-- START --

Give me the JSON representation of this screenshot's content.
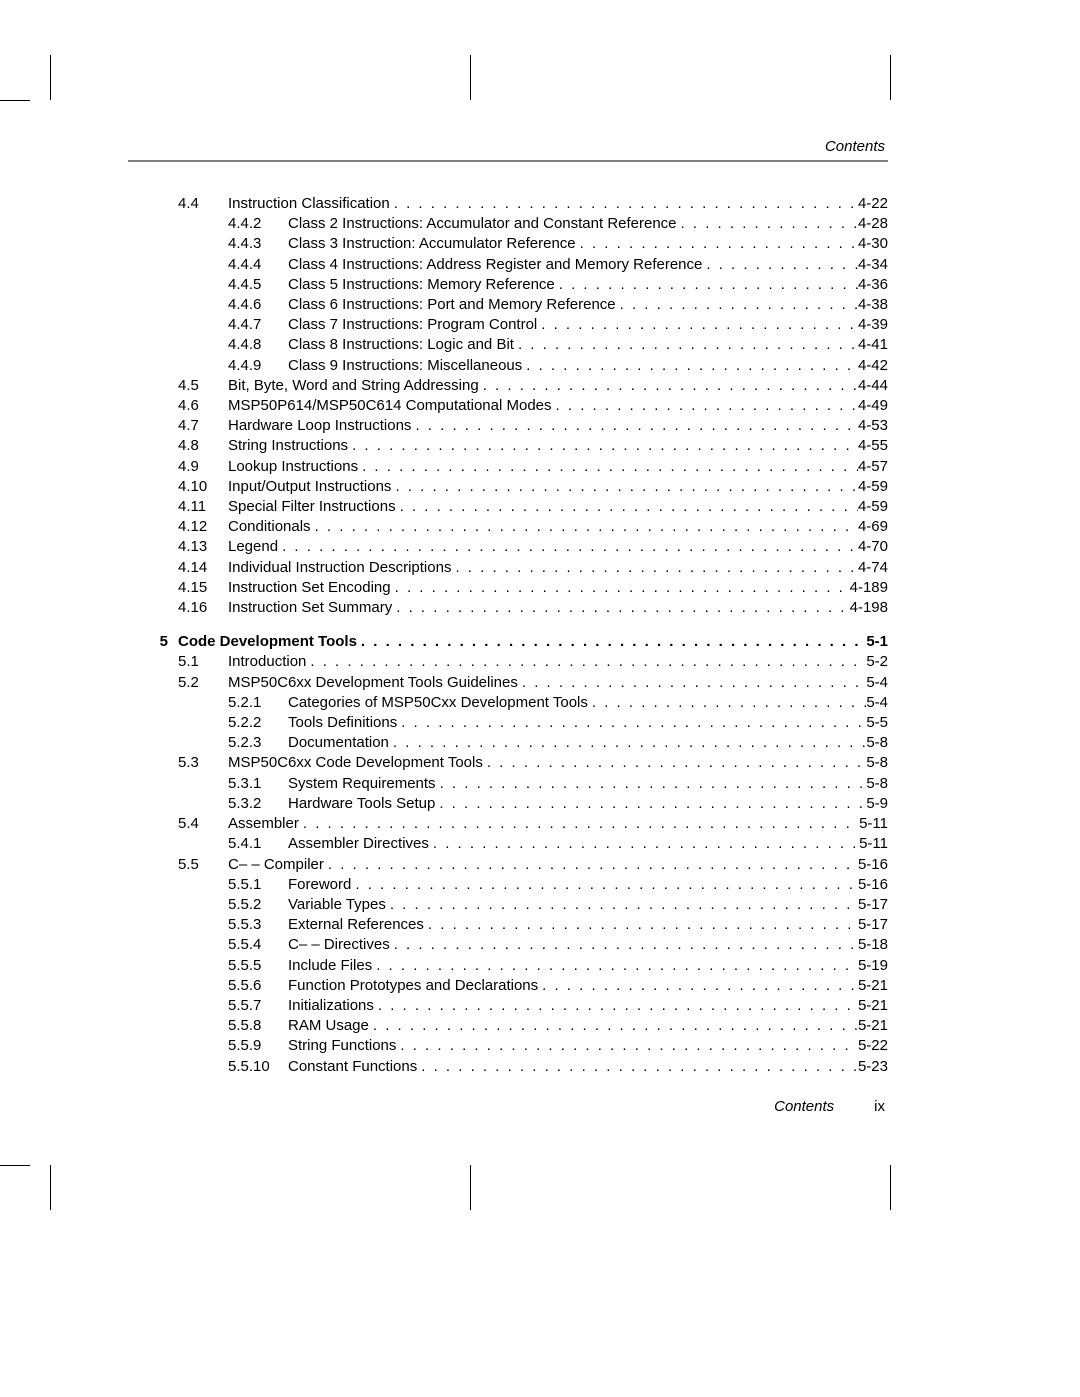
{
  "header": {
    "label": "Contents"
  },
  "footer": {
    "label": "Contents",
    "page": "ix"
  },
  "toc": [
    {
      "type": "sec",
      "num": "4.4",
      "title": "Instruction Classification",
      "page": "4-22"
    },
    {
      "type": "sub",
      "num": "4.4.2",
      "title": "Class 2 Instructions: Accumulator and Constant Reference",
      "page": "4-28"
    },
    {
      "type": "sub",
      "num": "4.4.3",
      "title": "Class 3 Instruction: Accumulator Reference",
      "page": "4-30"
    },
    {
      "type": "sub",
      "num": "4.4.4",
      "title": "Class 4 Instructions: Address Register and Memory Reference",
      "page": "4-34"
    },
    {
      "type": "sub",
      "num": "4.4.5",
      "title": "Class 5 Instructions: Memory Reference",
      "page": "4-36"
    },
    {
      "type": "sub",
      "num": "4.4.6",
      "title": "Class 6 Instructions: Port and Memory Reference",
      "page": "4-38"
    },
    {
      "type": "sub",
      "num": "4.4.7",
      "title": "Class 7 Instructions: Program Control",
      "page": "4-39"
    },
    {
      "type": "sub",
      "num": "4.4.8",
      "title": "Class 8 Instructions: Logic and Bit",
      "page": "4-41"
    },
    {
      "type": "sub",
      "num": "4.4.9",
      "title": "Class 9 Instructions: Miscellaneous",
      "page": "4-42"
    },
    {
      "type": "sec",
      "num": "4.5",
      "title": "Bit, Byte, Word and String Addressing",
      "page": "4-44"
    },
    {
      "type": "sec",
      "num": "4.6",
      "title": "MSP50P614/MSP50C614 Computational Modes",
      "page": "4-49"
    },
    {
      "type": "sec",
      "num": "4.7",
      "title": "Hardware Loop Instructions",
      "page": "4-53"
    },
    {
      "type": "sec",
      "num": "4.8",
      "title": "String Instructions",
      "page": "4-55"
    },
    {
      "type": "sec",
      "num": "4.9",
      "title": "Lookup Instructions",
      "page": "4-57"
    },
    {
      "type": "sec",
      "num": "4.10",
      "title": "Input/Output Instructions",
      "page": "4-59"
    },
    {
      "type": "sec",
      "num": "4.11",
      "title": "Special Filter Instructions",
      "page": "4-59"
    },
    {
      "type": "sec",
      "num": "4.12",
      "title": "Conditionals",
      "page": "4-69"
    },
    {
      "type": "sec",
      "num": "4.13",
      "title": "Legend",
      "page": "4-70"
    },
    {
      "type": "sec",
      "num": "4.14",
      "title": "Individual Instruction Descriptions",
      "page": "4-74"
    },
    {
      "type": "sec",
      "num": "4.15",
      "title": "Instruction Set Encoding",
      "page": "4-189"
    },
    {
      "type": "sec",
      "num": "4.16",
      "title": "Instruction Set Summary",
      "page": "4-198"
    },
    {
      "type": "spacer"
    },
    {
      "type": "chap",
      "num": "5",
      "title": "Code Development Tools",
      "page": "5-1"
    },
    {
      "type": "sec",
      "num": "5.1",
      "title": "Introduction",
      "page": "5-2"
    },
    {
      "type": "sec",
      "num": "5.2",
      "title": "MSP50C6xx Development Tools Guidelines",
      "page": "5-4"
    },
    {
      "type": "sub",
      "num": "5.2.1",
      "title": "Categories of MSP50Cxx Development Tools",
      "page": "5-4"
    },
    {
      "type": "sub",
      "num": "5.2.2",
      "title": "Tools Definitions",
      "page": "5-5"
    },
    {
      "type": "sub",
      "num": "5.2.3",
      "title": "Documentation",
      "page": "5-8"
    },
    {
      "type": "sec",
      "num": "5.3",
      "title": "MSP50C6xx Code Development Tools",
      "page": "5-8"
    },
    {
      "type": "sub",
      "num": "5.3.1",
      "title": "System Requirements",
      "page": "5-8"
    },
    {
      "type": "sub",
      "num": "5.3.2",
      "title": "Hardware Tools Setup",
      "page": "5-9"
    },
    {
      "type": "sec",
      "num": "5.4",
      "title": "Assembler",
      "page": "5-11"
    },
    {
      "type": "sub",
      "num": "5.4.1",
      "title": "Assembler Directives",
      "page": "5-11"
    },
    {
      "type": "sec",
      "num": "5.5",
      "title": "C– – Compiler",
      "page": "5-16"
    },
    {
      "type": "sub",
      "num": "5.5.1",
      "title": "Foreword",
      "page": "5-16"
    },
    {
      "type": "sub",
      "num": "5.5.2",
      "title": "Variable Types",
      "page": "5-17"
    },
    {
      "type": "sub",
      "num": "5.5.3",
      "title": "External References",
      "page": "5-17"
    },
    {
      "type": "sub",
      "num": "5.5.4",
      "title": "C– – Directives",
      "page": "5-18"
    },
    {
      "type": "sub",
      "num": "5.5.5",
      "title": "Include Files",
      "page": "5-19"
    },
    {
      "type": "sub",
      "num": "5.5.6",
      "title": "Function Prototypes and Declarations",
      "page": "5-21"
    },
    {
      "type": "sub",
      "num": "5.5.7",
      "title": "Initializations",
      "page": "5-21"
    },
    {
      "type": "sub",
      "num": "5.5.8",
      "title": "RAM Usage",
      "page": "5-21"
    },
    {
      "type": "sub",
      "num": "5.5.9",
      "title": "String Functions",
      "page": "5-22"
    },
    {
      "type": "sub",
      "num": "5.5.10",
      "title": "Constant Functions",
      "page": "5-23"
    }
  ]
}
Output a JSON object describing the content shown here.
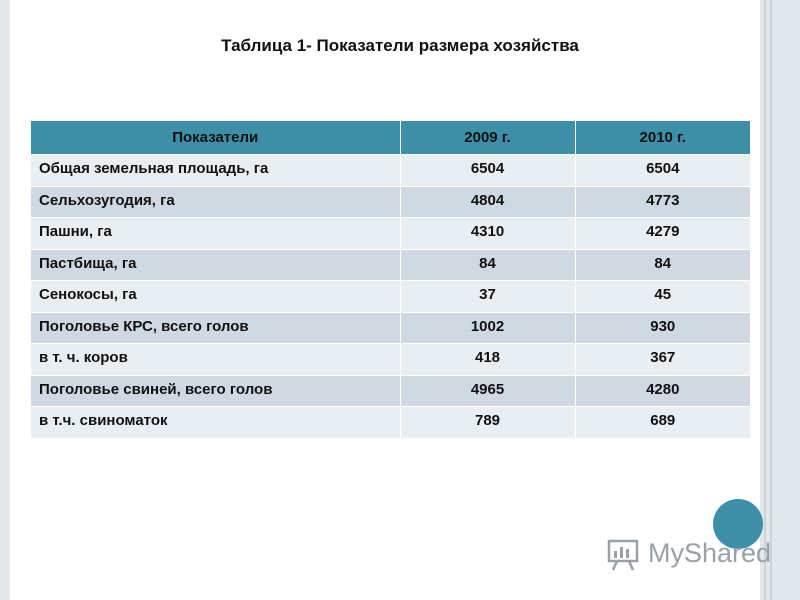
{
  "title": "Таблица 1- Показатели размера хозяйства",
  "table": {
    "headers": [
      "Показатели",
      "2009 г.",
      "2010 г."
    ],
    "rows": [
      {
        "label": "Общая земельная площадь, га",
        "y2009": "6504",
        "y2010": "6504"
      },
      {
        "label": "Сельхозугодия, га",
        "y2009": "4804",
        "y2010": "4773"
      },
      {
        "label": "Пашни, га",
        "y2009": "4310",
        "y2010": "4279"
      },
      {
        "label": "Пастбища, га",
        "y2009": "84",
        "y2010": "84"
      },
      {
        "label": "Сенокосы, га",
        "y2009": "37",
        "y2010": "45"
      },
      {
        "label": "Поголовье КРС, всего голов",
        "y2009": "1002",
        "y2010": "930"
      },
      {
        "label": "в т. ч. коров",
        "y2009": "418",
        "y2010": "367"
      },
      {
        "label": "Поголовье свиней, всего голов",
        "y2009": "4965",
        "y2010": "4280"
      },
      {
        "label": "в т.ч. свиноматок",
        "y2009": "789",
        "y2010": "689"
      }
    ]
  },
  "watermark": {
    "text": "MyShared",
    "icon": "presentation-board-icon"
  },
  "colors": {
    "accent": "#3d8fa8",
    "row_light": "#e9eef3",
    "row_dark": "#d0d9e2"
  }
}
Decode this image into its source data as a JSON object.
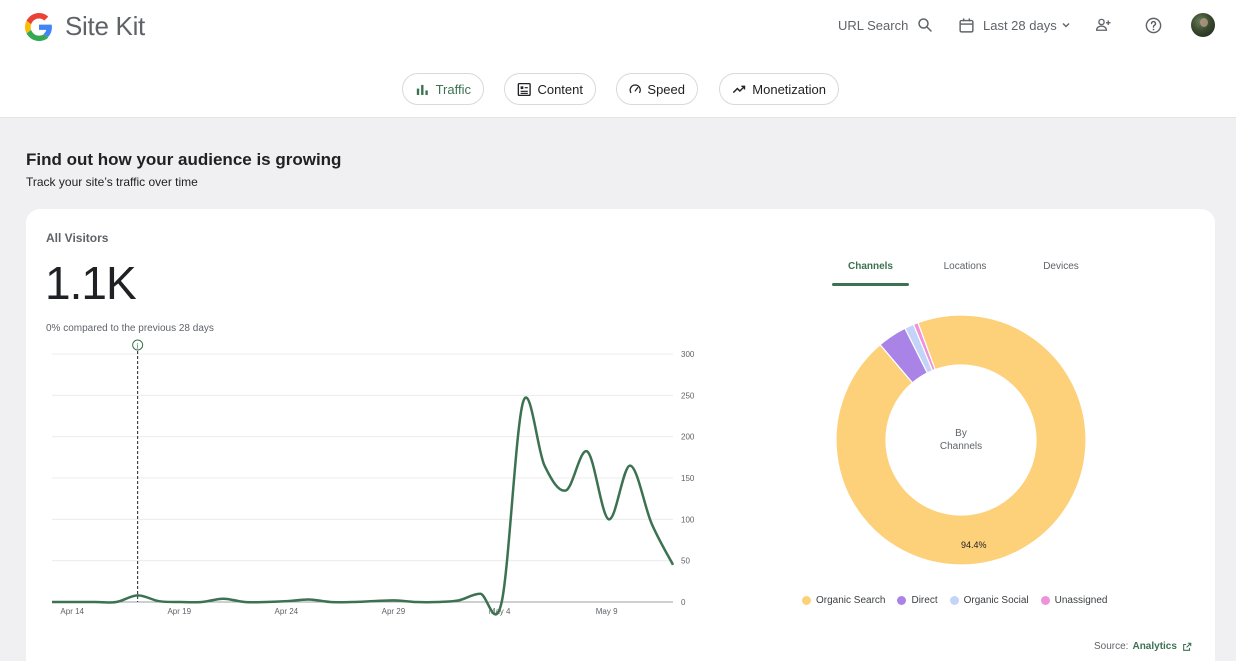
{
  "header": {
    "app_name": "Site Kit",
    "url_search_label": "URL Search",
    "date_range_label": "Last 28 days"
  },
  "nav_chips": [
    {
      "label": "Traffic",
      "active": true,
      "icon": "bar-chart-icon"
    },
    {
      "label": "Content",
      "active": false,
      "icon": "article-icon"
    },
    {
      "label": "Speed",
      "active": false,
      "icon": "speedometer-icon"
    },
    {
      "label": "Monetization",
      "active": false,
      "icon": "trending-up-icon"
    }
  ],
  "section": {
    "title": "Find out how your audience is growing",
    "subtitle": "Track your site’s traffic over time"
  },
  "metric": {
    "label": "All Visitors",
    "value": "1.1K",
    "comparison": "0% compared to the previous 28 days"
  },
  "breakdown_tabs": [
    {
      "label": "Channels",
      "active": true
    },
    {
      "label": "Locations",
      "active": false
    },
    {
      "label": "Devices",
      "active": false
    }
  ],
  "donut": {
    "center_line1": "By",
    "center_line2": "Channels",
    "highlight_label": "94.4%"
  },
  "source": {
    "prefix": "Source:",
    "link_label": "Analytics"
  },
  "colors": {
    "accent": "#3c7251",
    "organic_search": "#fdd07a",
    "direct": "#a983e6",
    "organic_social": "#c4d4f9",
    "unassigned": "#ee92da"
  },
  "chart_data": [
    {
      "type": "line",
      "x_tick_labels": [
        "Apr 14",
        "Apr 19",
        "Apr 24",
        "Apr 29",
        "May 4",
        "May 9"
      ],
      "y_tick_labels": [
        "300",
        "250",
        "200",
        "150",
        "100",
        "50",
        "0"
      ],
      "ylim": [
        0,
        300
      ],
      "annotation_day": 4,
      "series": [
        {
          "values": [
            0,
            0,
            0,
            0,
            8,
            1,
            0,
            0,
            4,
            0,
            0,
            1,
            3,
            0,
            0,
            1,
            2,
            0,
            0,
            2,
            10,
            0,
            242,
            165,
            135,
            182,
            100,
            165,
            95,
            45
          ],
          "color": "#3c7251"
        }
      ],
      "grid": true
    },
    {
      "type": "pie",
      "categories": [
        "Organic Search",
        "Direct",
        "Organic Social",
        "Unassigned"
      ],
      "values": [
        94.4,
        3.8,
        1.2,
        0.6
      ],
      "colors": [
        "#fdd07a",
        "#a983e6",
        "#c4d4f9",
        "#ee92da"
      ],
      "data_label": "94.4%"
    }
  ]
}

-- END --

[EXERCISE TASK] Filter the entries down to the lines with the word "Directives" in them.

[ANSWER TO THE EXERCISE]
      "title": "Assembler Directives",
      "title": "C– – Directives",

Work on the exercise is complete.